* start *

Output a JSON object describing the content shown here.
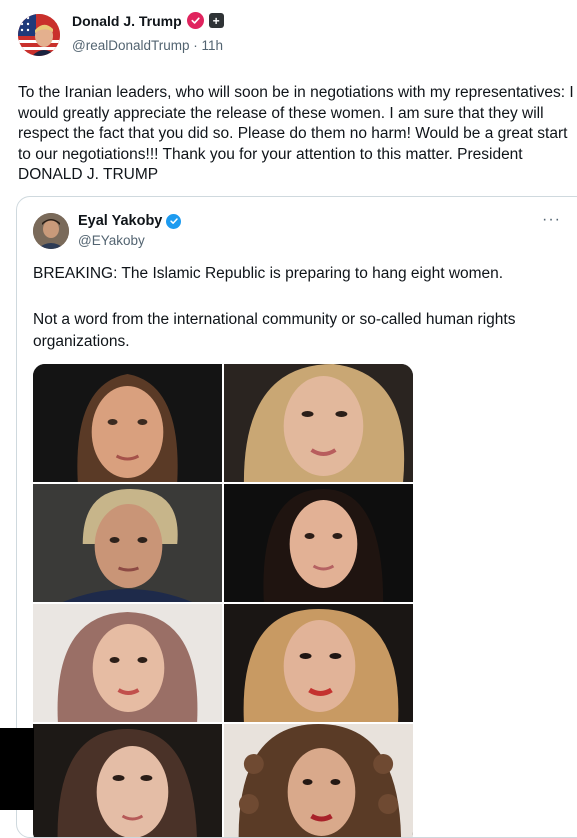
{
  "post": {
    "author_name": "Donald J. Trump",
    "handle": "@realDonaldTrump",
    "separator": "·",
    "time": "11h",
    "text": "To the Iranian leaders, who will soon be in negotiations with my representatives: I would greatly appreciate the release of these women. I am sure that they will respect the fact that you did so. Please do them no harm! Would be a great start to our negotiations!!! Thank you for your attention to this matter. President DONALD J. TRUMP"
  },
  "quote": {
    "author_name": "Eyal Yakoby",
    "handle": "@EYakoby",
    "more_label": "···",
    "paragraph1": "BREAKING: The Islamic Republic is preparing to hang eight women.",
    "paragraph2": "Not a word from the international community or so-called human rights organizations."
  },
  "colors": {
    "verified_red": "#e0245e",
    "verified_blue": "#1d9bf0",
    "secondary_text": "#536471",
    "card_border": "#cfd9de"
  },
  "icons": [
    "verified-badge-icon",
    "plus-badge-icon",
    "more-options-icon"
  ]
}
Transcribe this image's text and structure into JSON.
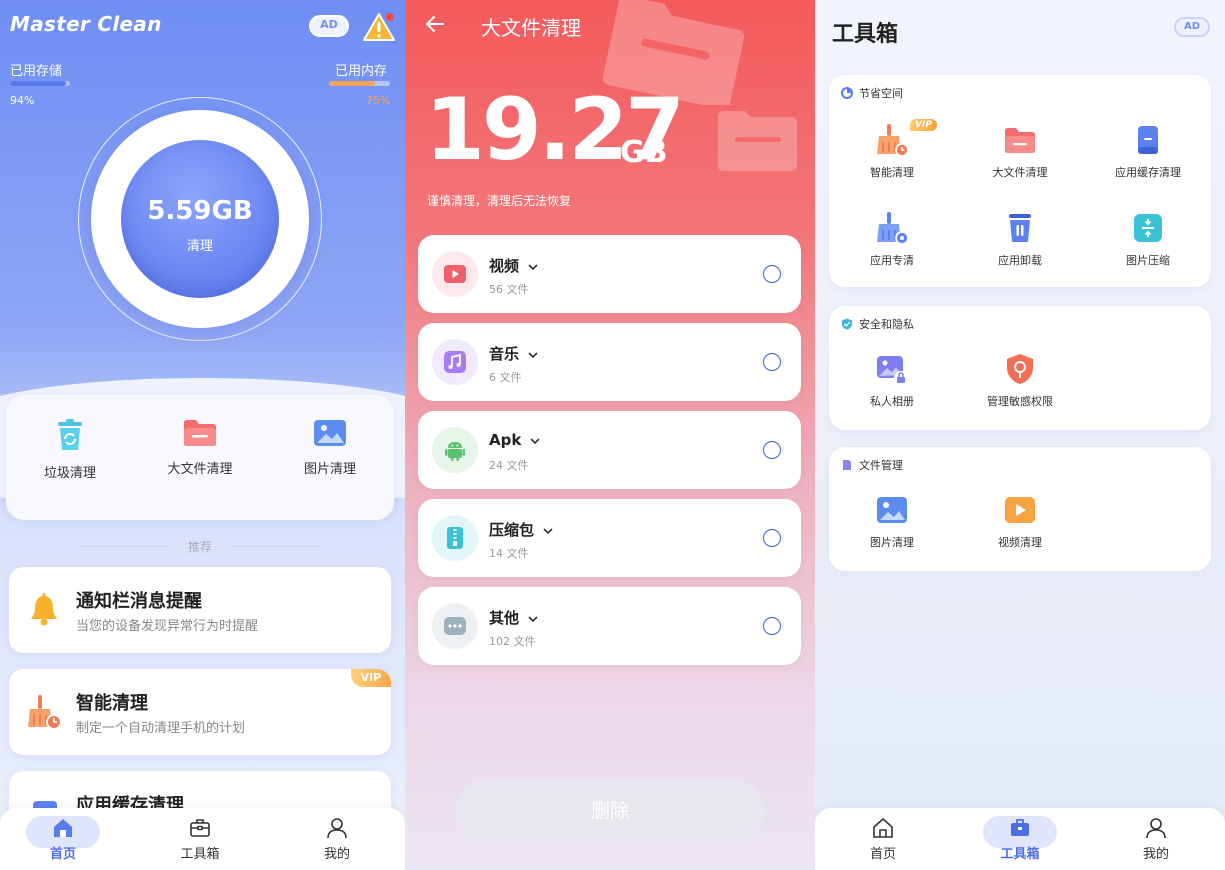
{
  "home": {
    "app_title": "Master Clean",
    "ad_badge": "AD",
    "storage": {
      "label": "已用存储",
      "percent_text": "94%",
      "fraction": 0.94,
      "color": "#5a78ee"
    },
    "memory": {
      "label": "已用内存",
      "percent_text": "75%",
      "fraction": 0.75,
      "color": "#f5a45a"
    },
    "ring": {
      "size": "5.59GB",
      "label": "清理"
    },
    "quick_actions": [
      {
        "label": "垃圾清理",
        "icon": "trash-recycle-icon"
      },
      {
        "label": "大文件清理",
        "icon": "folder-icon"
      },
      {
        "label": "图片清理",
        "icon": "image-icon"
      }
    ],
    "section_title": "推荐",
    "recommendations": [
      {
        "title": "通知栏消息提醒",
        "desc": "当您的设备发现异常行为时提醒",
        "icon": "bell-icon"
      },
      {
        "title": "智能清理",
        "desc": "制定一个自动清理手机的计划",
        "icon": "broom-icon",
        "vip": "VIP"
      },
      {
        "title": "应用缓存清理",
        "desc": "",
        "icon": "app-cache-icon"
      }
    ],
    "nav": [
      {
        "label": "首页",
        "icon": "home-icon",
        "active": true
      },
      {
        "label": "工具箱",
        "icon": "toolbox-icon",
        "active": false
      },
      {
        "label": "我的",
        "icon": "profile-icon",
        "active": false
      }
    ]
  },
  "large_files": {
    "title": "大文件清理",
    "total_size": "19.27",
    "total_unit": "GB",
    "warning": "谨慎清理，清理后无法恢复",
    "categories": [
      {
        "name": "视频",
        "count": "56 文件",
        "icon": "video-icon",
        "color": "#f0606a",
        "bg": "#fde9ec"
      },
      {
        "name": "音乐",
        "count": "6 文件",
        "icon": "music-icon",
        "color": "#a77df5",
        "bg": "#f1eafd"
      },
      {
        "name": "Apk",
        "count": "24 文件",
        "icon": "android-icon",
        "color": "#5cc16c",
        "bg": "#e5f5e8"
      },
      {
        "name": "压缩包",
        "count": "14 文件",
        "icon": "zip-icon",
        "color": "#3cc2d6",
        "bg": "#e2f5f8"
      },
      {
        "name": "其他",
        "count": "102 文件",
        "icon": "more-icon",
        "color": "#9fb1bd",
        "bg": "#edf1f3"
      }
    ],
    "delete_label": "删除"
  },
  "toolbox": {
    "title": "工具箱",
    "ad_badge": "AD",
    "sections": [
      {
        "title": "节省空间",
        "items": [
          {
            "label": "智能清理",
            "icon": "broom-icon",
            "vip": "VIP"
          },
          {
            "label": "大文件清理",
            "icon": "folder-icon"
          },
          {
            "label": "应用缓存清理",
            "icon": "app-cache-icon"
          },
          {
            "label": "应用专清",
            "icon": "app-clean-icon"
          },
          {
            "label": "应用卸载",
            "icon": "uninstall-icon"
          },
          {
            "label": "图片压缩",
            "icon": "compress-icon"
          }
        ]
      },
      {
        "title": "安全和隐私",
        "items": [
          {
            "label": "私人相册",
            "icon": "private-album-icon"
          },
          {
            "label": "管理敏感权限",
            "icon": "shield-permission-icon"
          }
        ]
      },
      {
        "title": "文件管理",
        "items": [
          {
            "label": "图片清理",
            "icon": "image-icon"
          },
          {
            "label": "视频清理",
            "icon": "video-play-icon"
          }
        ]
      }
    ],
    "nav": [
      {
        "label": "首页",
        "icon": "home-icon",
        "active": false
      },
      {
        "label": "工具箱",
        "icon": "toolbox-icon",
        "active": true
      },
      {
        "label": "我的",
        "icon": "profile-icon",
        "active": false
      }
    ]
  }
}
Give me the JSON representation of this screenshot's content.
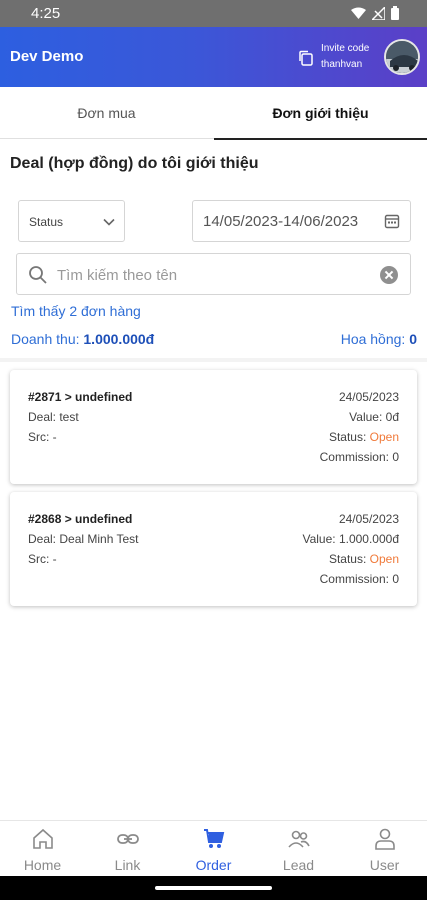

* end *

DIRECTION:
Find every line containing the word "image", then give the total and nothing more.

REPLY TO THE TASK:
3